Exercise
Extract all of the entries and set them down verbatim.

Dataset rows

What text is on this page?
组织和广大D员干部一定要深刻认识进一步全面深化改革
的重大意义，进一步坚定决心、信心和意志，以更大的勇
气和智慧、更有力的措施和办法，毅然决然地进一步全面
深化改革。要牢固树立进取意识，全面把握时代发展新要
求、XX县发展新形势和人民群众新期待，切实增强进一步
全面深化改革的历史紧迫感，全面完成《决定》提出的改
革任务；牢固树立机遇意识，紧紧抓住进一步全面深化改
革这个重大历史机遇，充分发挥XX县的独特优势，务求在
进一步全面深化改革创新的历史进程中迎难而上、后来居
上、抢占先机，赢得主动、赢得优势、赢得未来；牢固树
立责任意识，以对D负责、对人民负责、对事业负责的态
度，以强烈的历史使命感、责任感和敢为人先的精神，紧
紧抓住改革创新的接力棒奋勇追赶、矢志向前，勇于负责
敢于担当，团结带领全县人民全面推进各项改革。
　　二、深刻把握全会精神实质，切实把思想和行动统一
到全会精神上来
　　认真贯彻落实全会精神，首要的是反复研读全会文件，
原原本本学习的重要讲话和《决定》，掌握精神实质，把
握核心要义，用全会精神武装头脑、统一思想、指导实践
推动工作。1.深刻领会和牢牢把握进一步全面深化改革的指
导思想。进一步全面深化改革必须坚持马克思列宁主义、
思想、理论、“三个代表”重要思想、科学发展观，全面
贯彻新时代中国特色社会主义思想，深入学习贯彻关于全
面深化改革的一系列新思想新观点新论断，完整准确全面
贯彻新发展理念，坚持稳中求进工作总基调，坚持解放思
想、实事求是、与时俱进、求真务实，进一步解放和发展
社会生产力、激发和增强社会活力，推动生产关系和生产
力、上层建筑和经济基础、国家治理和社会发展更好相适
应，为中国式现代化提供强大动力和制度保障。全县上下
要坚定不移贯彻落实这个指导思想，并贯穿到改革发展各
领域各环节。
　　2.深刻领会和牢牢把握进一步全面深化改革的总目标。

Expected answer
What text is on this page?
组织和广大D员干部一定要深刻认识进一步全面深化改革
的重大意义，进一步坚定决心、信心和意志，以更大的勇
气和智慧、更有力的措施和办法，毅然决然地进一步全面
深化改革。要牢固树立进取意识，全面把握时代发展新要
求、XX县发展新形势和人民群众新期待，切实增强进一步
全面深化改革的历史紧迫感，全面完成《决定》提出的改
革任务；牢固树立机遇意识，紧紧抓住进一步全面深化改
革这个重大历史机遇，充分发挥XX县的独特优势，务求在
进一步全面深化改革创新的历史进程中迎难而上、后来居
上、抢占先机，赢得主动、赢得优势、赢得未来；牢固树
立责任意识，以对D负责、对人民负责、对事业负责的态
度，以强烈的历史使命感、责任感和敢为人先的精神，紧
紧抓住改革创新的接力棒奋勇追赶、矢志向前，勇于负责
敢于担当，团结带领全县人民全面推进各项改革。
　　二、深刻把握全会精神实质，切实把思想和行动统一
到全会精神上来
　　认真贯彻落实全会精神，首要的是反复研读全会文件，
原原本本学习的重要讲话和《决定》，掌握精神实质，把
握核心要义，用全会精神武装头脑、统一思想、指导实践
推动工作。1.深刻领会和牢牢把握进一步全面深化改革的指
导思想。进一步全面深化改革必须坚持马克思列宁主义、
思想、理论、“三个代表”重要思想、科学发展观，全面
贯彻新时代中国特色社会主义思想，深入学习贯彻关于全
面深化改革的一系列新思想新观点新论断，完整准确全面
贯彻新发展理念，坚持稳中求进工作总基调，坚持解放思
想、实事求是、与时俱进、求真务实，进一步解放和发展
社会生产力、激发和增强社会活力，推动生产关系和生产
力、上层建筑和经济基础、国家治理和社会发展更好相适
应，为中国式现代化提供强大动力和制度保障。全县上下
要坚定不移贯彻落实这个指导思想，并贯穿到改革发展各
领域各环节。
　　2.深刻领会和牢牢把握进一步全面深化改革的总目标。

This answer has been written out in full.